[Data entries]
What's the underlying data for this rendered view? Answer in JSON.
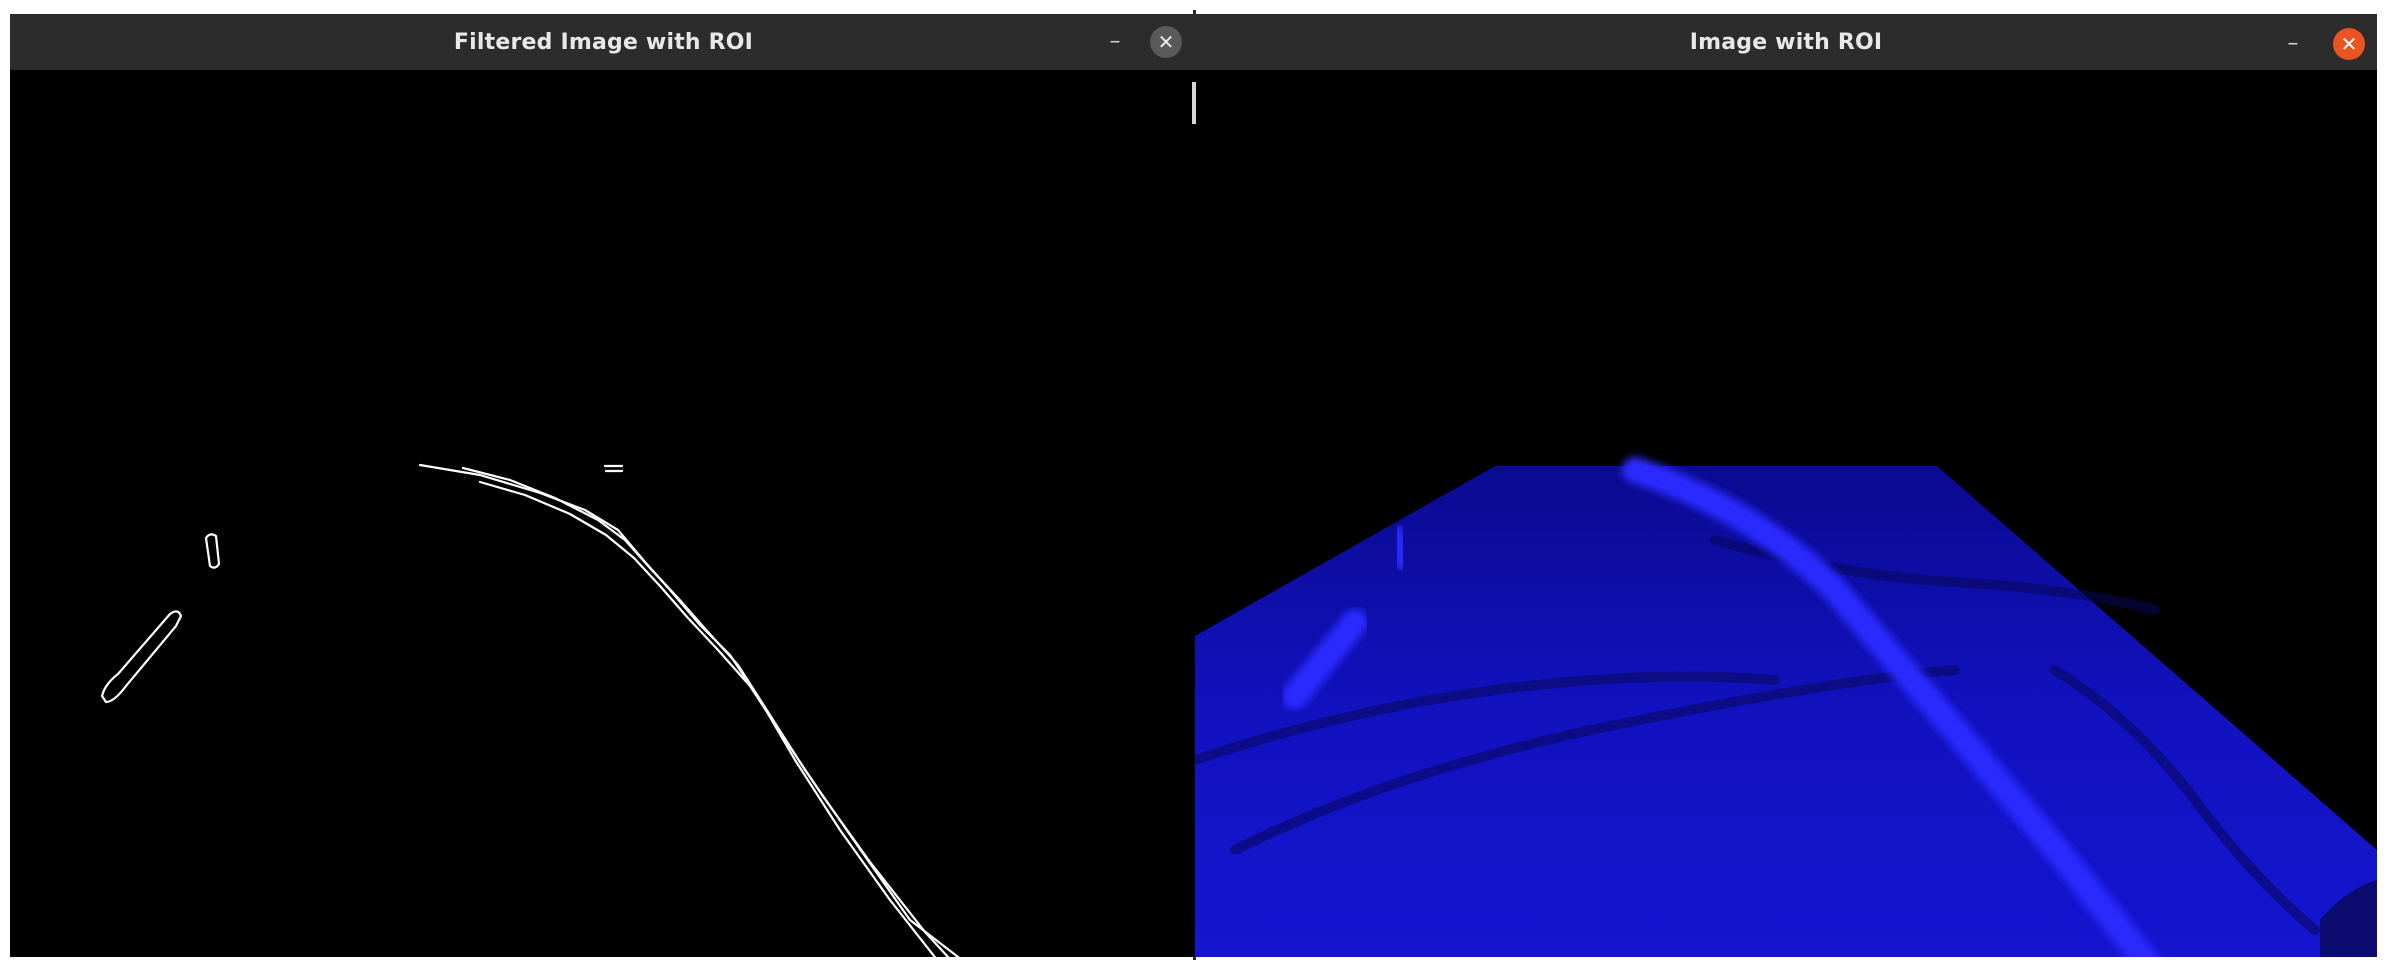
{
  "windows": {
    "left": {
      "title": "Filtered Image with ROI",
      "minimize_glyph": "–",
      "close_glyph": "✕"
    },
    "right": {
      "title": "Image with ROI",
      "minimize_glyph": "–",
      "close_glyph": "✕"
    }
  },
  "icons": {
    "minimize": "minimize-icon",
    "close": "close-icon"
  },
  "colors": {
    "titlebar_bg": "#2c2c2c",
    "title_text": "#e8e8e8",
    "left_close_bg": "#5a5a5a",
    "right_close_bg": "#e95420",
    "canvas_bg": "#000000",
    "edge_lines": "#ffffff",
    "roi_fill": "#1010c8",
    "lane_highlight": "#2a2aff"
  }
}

▶ [WORK TO BE COMPLETED]
Copy the listing over exactly, skipping the pictures it holds.

▶ [SOLUTION BELOW]
What's the underlying data for this rendered view? Answer in JSON.
{
  "windows": {
    "left": {
      "title": "Filtered Image with ROI",
      "minimize_glyph": "–",
      "close_glyph": "✕"
    },
    "right": {
      "title": "Image with ROI",
      "minimize_glyph": "–",
      "close_glyph": "✕"
    }
  },
  "icons": {
    "minimize": "minimize-icon",
    "close": "close-icon"
  },
  "colors": {
    "titlebar_bg": "#2c2c2c",
    "title_text": "#e8e8e8",
    "left_close_bg": "#5a5a5a",
    "right_close_bg": "#e95420",
    "canvas_bg": "#000000",
    "edge_lines": "#ffffff",
    "roi_fill": "#1010c8",
    "lane_highlight": "#2a2aff"
  }
}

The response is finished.